THE PROBLEM -> Exclude the pictures and retype the entries as written.

Extracts from a graphics dataset ->
##########

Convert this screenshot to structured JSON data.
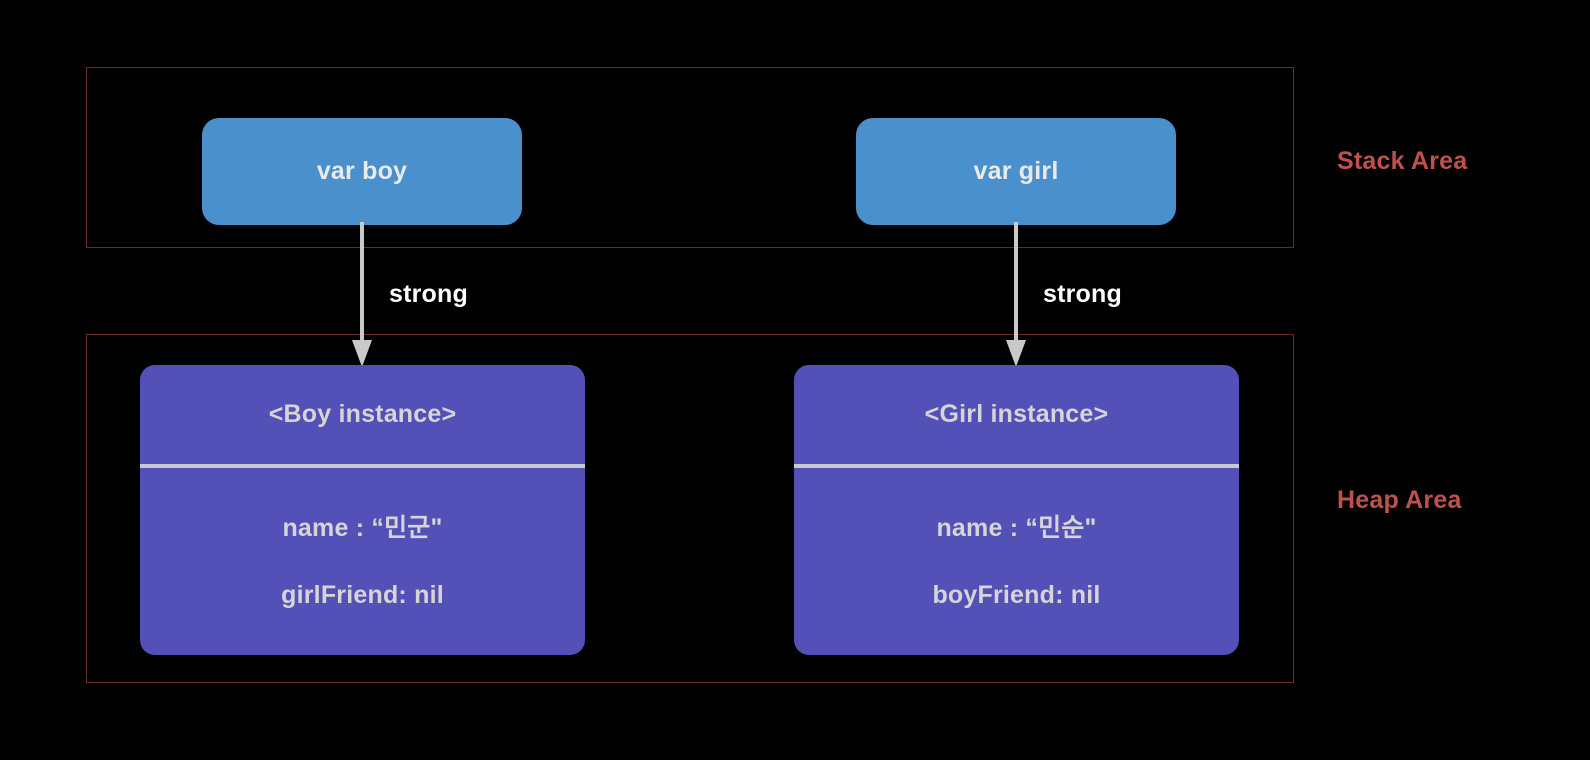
{
  "diagram": {
    "background_color": "#000000",
    "region_border_color": "#6b2b2b",
    "region_label_color": "#c0504d",
    "stack_box_color": "#4a90cc",
    "heap_box_color": "#5350b8",
    "arrow_color": "#c9c9c9",
    "arrow_label_color": "#ffffff",
    "box_text_color": "#eaeaea"
  },
  "regions": [
    {
      "id": "stack",
      "label": "Stack Area"
    },
    {
      "id": "heap",
      "label": "Heap Area"
    }
  ],
  "stack_variables": [
    {
      "id": "boy",
      "label": "var boy"
    },
    {
      "id": "girl",
      "label": "var girl"
    }
  ],
  "references": [
    {
      "id": "boy-ref",
      "label": "strong",
      "from": "var boy",
      "to": "<Boy instance>"
    },
    {
      "id": "girl-ref",
      "label": "strong",
      "from": "var girl",
      "to": "<Girl instance>"
    }
  ],
  "heap_instances": [
    {
      "id": "boy-instance",
      "title": "<Boy instance>",
      "properties": [
        "name : “민군\"",
        "girlFriend: nil"
      ]
    },
    {
      "id": "girl-instance",
      "title": "<Girl instance>",
      "properties": [
        "name : “민순\"",
        "boyFriend: nil"
      ]
    }
  ]
}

##########

ANSWER ->
Convert this screenshot to structured JSON data.
{
  "diagram": {
    "background_color": "#000000",
    "region_border_color": "#6b2b2b",
    "region_label_color": "#c0504d",
    "stack_box_color": "#4a90cc",
    "heap_box_color": "#5350b8",
    "arrow_color": "#c9c9c9",
    "arrow_label_color": "#ffffff",
    "box_text_color": "#eaeaea"
  },
  "regions": [
    {
      "id": "stack",
      "label": "Stack Area"
    },
    {
      "id": "heap",
      "label": "Heap Area"
    }
  ],
  "stack_variables": [
    {
      "id": "boy",
      "label": "var boy"
    },
    {
      "id": "girl",
      "label": "var girl"
    }
  ],
  "references": [
    {
      "id": "boy-ref",
      "label": "strong",
      "from": "var boy",
      "to": "<Boy instance>"
    },
    {
      "id": "girl-ref",
      "label": "strong",
      "from": "var girl",
      "to": "<Girl instance>"
    }
  ],
  "heap_instances": [
    {
      "id": "boy-instance",
      "title": "<Boy instance>",
      "properties": [
        "name : “민군\"",
        "girlFriend: nil"
      ]
    },
    {
      "id": "girl-instance",
      "title": "<Girl instance>",
      "properties": [
        "name : “민순\"",
        "boyFriend: nil"
      ]
    }
  ]
}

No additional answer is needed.